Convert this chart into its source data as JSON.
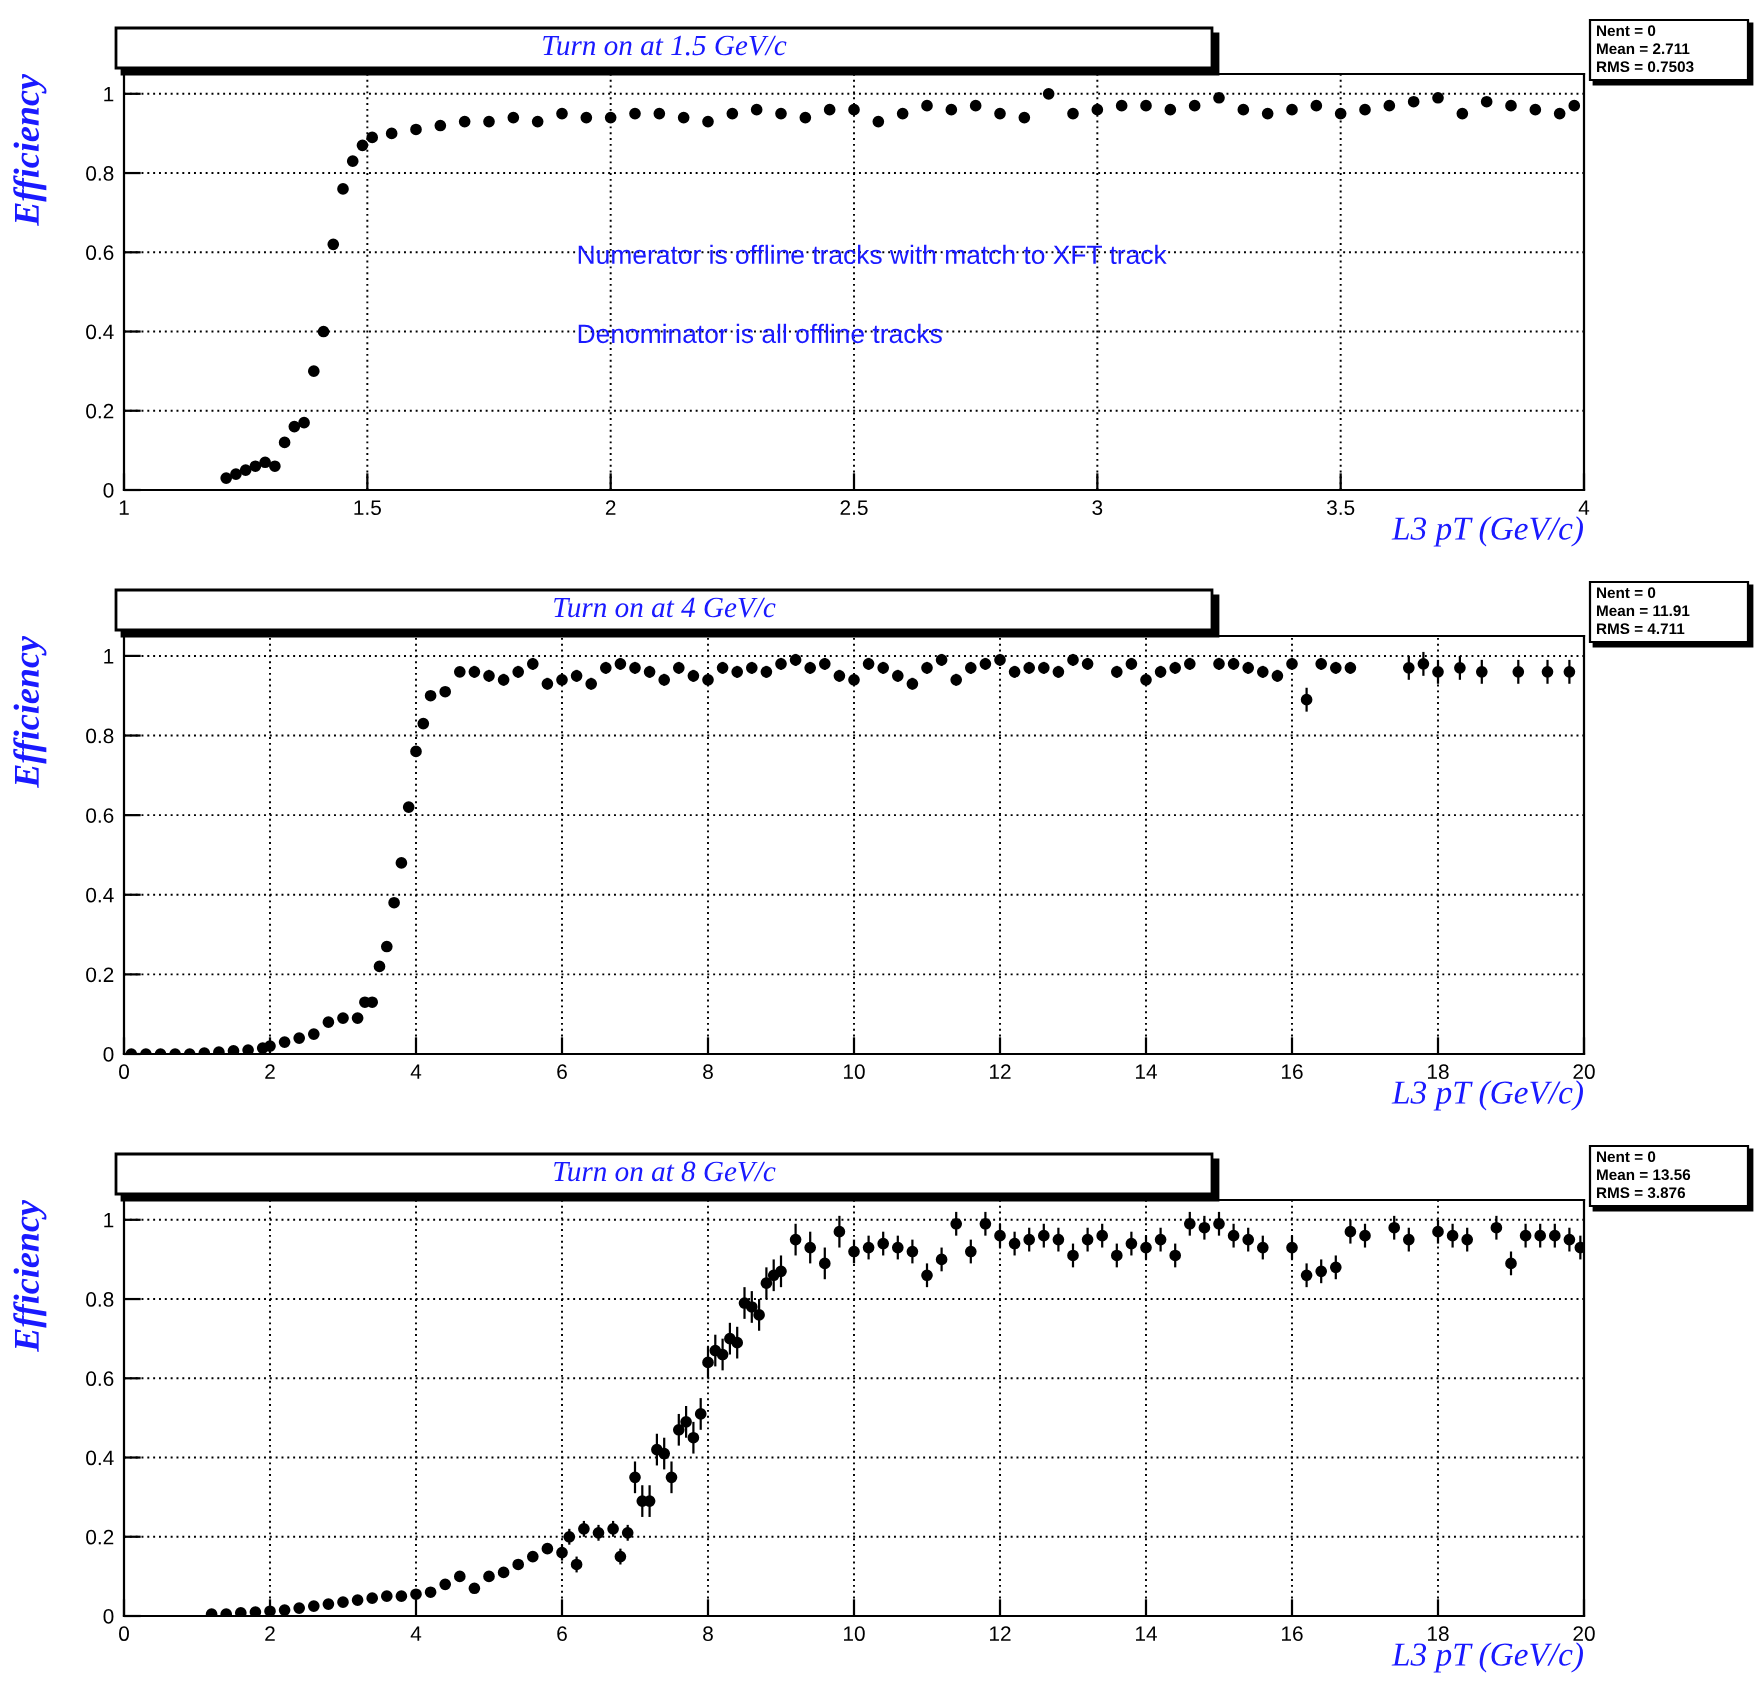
{
  "chart_data": [
    {
      "type": "scatter",
      "title": "Turn on at 1.5 GeV/c",
      "xlabel": "L3 pT (GeV/c)",
      "ylabel": "Efficiency",
      "annotations": [
        "Nent = 0",
        "Mean = 2.711",
        "RMS = 0.7503",
        "Numerator is offline tracks with match to XFT track",
        "Denominator is all offline tracks"
      ],
      "xlim": [
        1,
        4
      ],
      "xticks": [
        1,
        1.5,
        2,
        2.5,
        3,
        3.5,
        4
      ],
      "ylim": [
        0,
        1.05
      ],
      "yticks": [
        0,
        0.2,
        0.4,
        0.6,
        0.8,
        1
      ],
      "grid": true,
      "marker": "circle",
      "series": [
        {
          "color": "#000000",
          "x": [
            1.21,
            1.23,
            1.25,
            1.27,
            1.29,
            1.31,
            1.33,
            1.35,
            1.37,
            1.39,
            1.41,
            1.43,
            1.45,
            1.47,
            1.49,
            1.51,
            1.55,
            1.6,
            1.65,
            1.7,
            1.75,
            1.8,
            1.85,
            1.9,
            1.95,
            2.0,
            2.05,
            2.1,
            2.15,
            2.2,
            2.25,
            2.3,
            2.35,
            2.4,
            2.45,
            2.5,
            2.55,
            2.6,
            2.65,
            2.7,
            2.75,
            2.8,
            2.85,
            2.9,
            2.95,
            3.0,
            3.05,
            3.1,
            3.15,
            3.2,
            3.25,
            3.3,
            3.35,
            3.4,
            3.45,
            3.5,
            3.55,
            3.6,
            3.65,
            3.7,
            3.75,
            3.8,
            3.85,
            3.9,
            3.95,
            3.98
          ],
          "values": [
            0.03,
            0.04,
            0.05,
            0.06,
            0.07,
            0.06,
            0.12,
            0.16,
            0.17,
            0.3,
            0.4,
            0.62,
            0.76,
            0.83,
            0.87,
            0.89,
            0.9,
            0.91,
            0.92,
            0.93,
            0.93,
            0.94,
            0.93,
            0.95,
            0.94,
            0.94,
            0.95,
            0.95,
            0.94,
            0.93,
            0.95,
            0.96,
            0.95,
            0.94,
            0.96,
            0.96,
            0.93,
            0.95,
            0.97,
            0.96,
            0.97,
            0.95,
            0.94,
            1.0,
            0.95,
            0.96,
            0.97,
            0.97,
            0.96,
            0.97,
            0.99,
            0.96,
            0.95,
            0.96,
            0.97,
            0.95,
            0.96,
            0.97,
            0.98,
            0.99,
            0.95,
            0.98,
            0.97,
            0.96,
            0.95,
            0.97
          ]
        }
      ]
    },
    {
      "type": "scatter",
      "title": "Turn on at 4 GeV/c",
      "xlabel": "L3 pT (GeV/c)",
      "ylabel": "Efficiency",
      "annotations": [
        "Nent = 0",
        "Mean = 11.91",
        "RMS = 4.711"
      ],
      "xlim": [
        0,
        20
      ],
      "xticks": [
        0,
        2,
        4,
        6,
        8,
        10,
        12,
        14,
        16,
        18,
        20
      ],
      "ylim": [
        0,
        1.05
      ],
      "yticks": [
        0,
        0.2,
        0.4,
        0.6,
        0.8,
        1
      ],
      "grid": true,
      "marker": "circle",
      "series": [
        {
          "color": "#000000",
          "x": [
            0.1,
            0.3,
            0.5,
            0.7,
            0.9,
            1.1,
            1.3,
            1.5,
            1.7,
            1.9,
            2.0,
            2.2,
            2.4,
            2.6,
            2.8,
            3.0,
            3.2,
            3.3,
            3.4,
            3.5,
            3.6,
            3.7,
            3.8,
            3.9,
            4.0,
            4.1,
            4.2,
            4.4,
            4.6,
            4.8,
            5.0,
            5.2,
            5.4,
            5.6,
            5.8,
            6.0,
            6.2,
            6.4,
            6.6,
            6.8,
            7.0,
            7.2,
            7.4,
            7.6,
            7.8,
            8.0,
            8.2,
            8.4,
            8.6,
            8.8,
            9.0,
            9.2,
            9.4,
            9.6,
            9.8,
            10.0,
            10.2,
            10.4,
            10.6,
            10.8,
            11.0,
            11.2,
            11.4,
            11.6,
            11.8,
            12.0,
            12.2,
            12.4,
            12.6,
            12.8,
            13.0,
            13.2,
            13.6,
            13.8,
            14.0,
            14.2,
            14.4,
            14.6,
            15.0,
            15.2,
            15.4,
            15.6,
            15.8,
            16.0,
            16.2,
            16.4,
            16.6,
            16.8,
            17.6,
            17.8,
            18.0,
            18.3,
            18.6,
            19.1,
            19.5,
            19.8
          ],
          "values": [
            0,
            0,
            0,
            0,
            0,
            0.002,
            0.005,
            0.008,
            0.01,
            0.015,
            0.02,
            0.03,
            0.04,
            0.05,
            0.08,
            0.09,
            0.09,
            0.13,
            0.13,
            0.22,
            0.27,
            0.38,
            0.48,
            0.62,
            0.76,
            0.83,
            0.9,
            0.91,
            0.96,
            0.96,
            0.95,
            0.94,
            0.96,
            0.98,
            0.93,
            0.94,
            0.95,
            0.93,
            0.97,
            0.98,
            0.97,
            0.96,
            0.94,
            0.97,
            0.95,
            0.94,
            0.97,
            0.96,
            0.97,
            0.96,
            0.98,
            0.99,
            0.97,
            0.98,
            0.95,
            0.94,
            0.98,
            0.97,
            0.95,
            0.93,
            0.97,
            0.99,
            0.94,
            0.97,
            0.98,
            0.99,
            0.96,
            0.97,
            0.97,
            0.96,
            0.99,
            0.98,
            0.96,
            0.98,
            0.94,
            0.96,
            0.97,
            0.98,
            0.98,
            0.98,
            0.97,
            0.96,
            0.95,
            0.98,
            0.89,
            0.98,
            0.97,
            0.97,
            0.97,
            0.98,
            0.96,
            0.97,
            0.96,
            0.96,
            0.96,
            0.96
          ],
          "errors": [
            0.005,
            0.005,
            0.005,
            0.005,
            0.005,
            0.005,
            0.005,
            0.005,
            0.005,
            0.005,
            0.005,
            0.005,
            0.005,
            0.005,
            0.005,
            0.01,
            0.01,
            0.01,
            0.01,
            0.01,
            0.01,
            0.01,
            0.01,
            0.01,
            0.01,
            0.01,
            0.01,
            0.01,
            0.01,
            0.015,
            0.015,
            0.015,
            0.015,
            0.015,
            0.015,
            0.015,
            0.015,
            0.015,
            0.015,
            0.015,
            0.015,
            0.015,
            0.015,
            0.015,
            0.015,
            0.015,
            0.015,
            0.015,
            0.015,
            0.015,
            0.015,
            0.015,
            0.015,
            0.015,
            0.015,
            0.015,
            0.015,
            0.015,
            0.015,
            0.015,
            0.015,
            0.015,
            0.015,
            0.015,
            0.015,
            0.015,
            0.015,
            0.015,
            0.015,
            0.015,
            0.015,
            0.015,
            0.015,
            0.015,
            0.015,
            0.015,
            0.015,
            0.015,
            0.015,
            0.015,
            0.015,
            0.015,
            0.015,
            0.015,
            0.03,
            0.015,
            0.015,
            0.015,
            0.03,
            0.03,
            0.03,
            0.03,
            0.03,
            0.03,
            0.03,
            0.03
          ]
        }
      ]
    },
    {
      "type": "scatter",
      "title": "Turn on at 8 GeV/c",
      "xlabel": "L3 pT (GeV/c)",
      "ylabel": "Efficiency",
      "annotations": [
        "Nent = 0",
        "Mean = 13.56",
        "RMS = 3.876"
      ],
      "xlim": [
        0,
        20
      ],
      "xticks": [
        0,
        2,
        4,
        6,
        8,
        10,
        12,
        14,
        16,
        18,
        20
      ],
      "ylim": [
        0,
        1.05
      ],
      "yticks": [
        0,
        0.2,
        0.4,
        0.6,
        0.8,
        1
      ],
      "grid": true,
      "marker": "circle",
      "series": [
        {
          "color": "#000000",
          "x": [
            1.2,
            1.4,
            1.6,
            1.8,
            2.0,
            2.2,
            2.4,
            2.6,
            2.8,
            3.0,
            3.2,
            3.4,
            3.6,
            3.8,
            4.0,
            4.2,
            4.4,
            4.6,
            4.8,
            5.0,
            5.2,
            5.4,
            5.6,
            5.8,
            6.0,
            6.1,
            6.2,
            6.3,
            6.5,
            6.7,
            6.8,
            6.9,
            7.0,
            7.1,
            7.2,
            7.3,
            7.4,
            7.5,
            7.6,
            7.7,
            7.8,
            7.9,
            8.0,
            8.1,
            8.2,
            8.3,
            8.4,
            8.5,
            8.6,
            8.7,
            8.8,
            8.9,
            9.0,
            9.2,
            9.4,
            9.6,
            9.8,
            10.0,
            10.2,
            10.4,
            10.6,
            10.8,
            11.0,
            11.2,
            11.4,
            11.6,
            11.8,
            12.0,
            12.2,
            12.4,
            12.6,
            12.8,
            13.0,
            13.2,
            13.4,
            13.6,
            13.8,
            14.0,
            14.2,
            14.4,
            14.6,
            14.8,
            15.0,
            15.2,
            15.4,
            15.6,
            16.0,
            16.2,
            16.4,
            16.6,
            16.8,
            17.0,
            17.4,
            17.6,
            18.0,
            18.2,
            18.4,
            18.8,
            19.0,
            19.2,
            19.4,
            19.6,
            19.8,
            19.95
          ],
          "values": [
            0.005,
            0.005,
            0.008,
            0.01,
            0.012,
            0.015,
            0.02,
            0.025,
            0.03,
            0.035,
            0.04,
            0.045,
            0.05,
            0.05,
            0.055,
            0.06,
            0.08,
            0.1,
            0.07,
            0.1,
            0.11,
            0.13,
            0.15,
            0.17,
            0.16,
            0.2,
            0.13,
            0.22,
            0.21,
            0.22,
            0.15,
            0.21,
            0.35,
            0.29,
            0.29,
            0.42,
            0.41,
            0.35,
            0.47,
            0.49,
            0.45,
            0.51,
            0.64,
            0.67,
            0.66,
            0.7,
            0.69,
            0.79,
            0.78,
            0.76,
            0.84,
            0.86,
            0.87,
            0.95,
            0.93,
            0.89,
            0.97,
            0.92,
            0.93,
            0.94,
            0.93,
            0.92,
            0.86,
            0.9,
            0.99,
            0.92,
            0.99,
            0.96,
            0.94,
            0.95,
            0.96,
            0.95,
            0.91,
            0.95,
            0.96,
            0.91,
            0.94,
            0.93,
            0.95,
            0.91,
            0.99,
            0.98,
            0.99,
            0.96,
            0.95,
            0.93,
            0.93,
            0.86,
            0.87,
            0.88,
            0.97,
            0.96,
            0.98,
            0.95,
            0.97,
            0.96,
            0.95,
            0.98,
            0.89,
            0.96,
            0.96,
            0.96,
            0.95,
            0.93
          ],
          "errors": [
            0.005,
            0.005,
            0.005,
            0.005,
            0.005,
            0.005,
            0.005,
            0.005,
            0.005,
            0.005,
            0.005,
            0.005,
            0.005,
            0.005,
            0.01,
            0.01,
            0.01,
            0.01,
            0.01,
            0.01,
            0.01,
            0.01,
            0.01,
            0.01,
            0.02,
            0.02,
            0.02,
            0.02,
            0.02,
            0.02,
            0.02,
            0.02,
            0.04,
            0.04,
            0.04,
            0.04,
            0.04,
            0.04,
            0.04,
            0.04,
            0.04,
            0.04,
            0.04,
            0.04,
            0.04,
            0.04,
            0.04,
            0.04,
            0.04,
            0.04,
            0.04,
            0.04,
            0.04,
            0.04,
            0.04,
            0.04,
            0.04,
            0.03,
            0.03,
            0.03,
            0.03,
            0.03,
            0.03,
            0.03,
            0.03,
            0.03,
            0.03,
            0.03,
            0.03,
            0.03,
            0.03,
            0.03,
            0.03,
            0.03,
            0.03,
            0.03,
            0.03,
            0.03,
            0.03,
            0.03,
            0.03,
            0.03,
            0.03,
            0.03,
            0.03,
            0.03,
            0.03,
            0.03,
            0.03,
            0.03,
            0.03,
            0.03,
            0.03,
            0.03,
            0.03,
            0.03,
            0.03,
            0.03,
            0.03,
            0.03,
            0.03,
            0.03,
            0.03,
            0.03
          ]
        }
      ]
    }
  ]
}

## Problem
Which lines in the listing above hold the word "Turn"? Show each of them.

## Response to this exercise
      "title": "Turn on at 1.5 GeV/c",
      "title": "Turn on at 4 GeV/c",
      "title": "Turn on at 8 GeV/c",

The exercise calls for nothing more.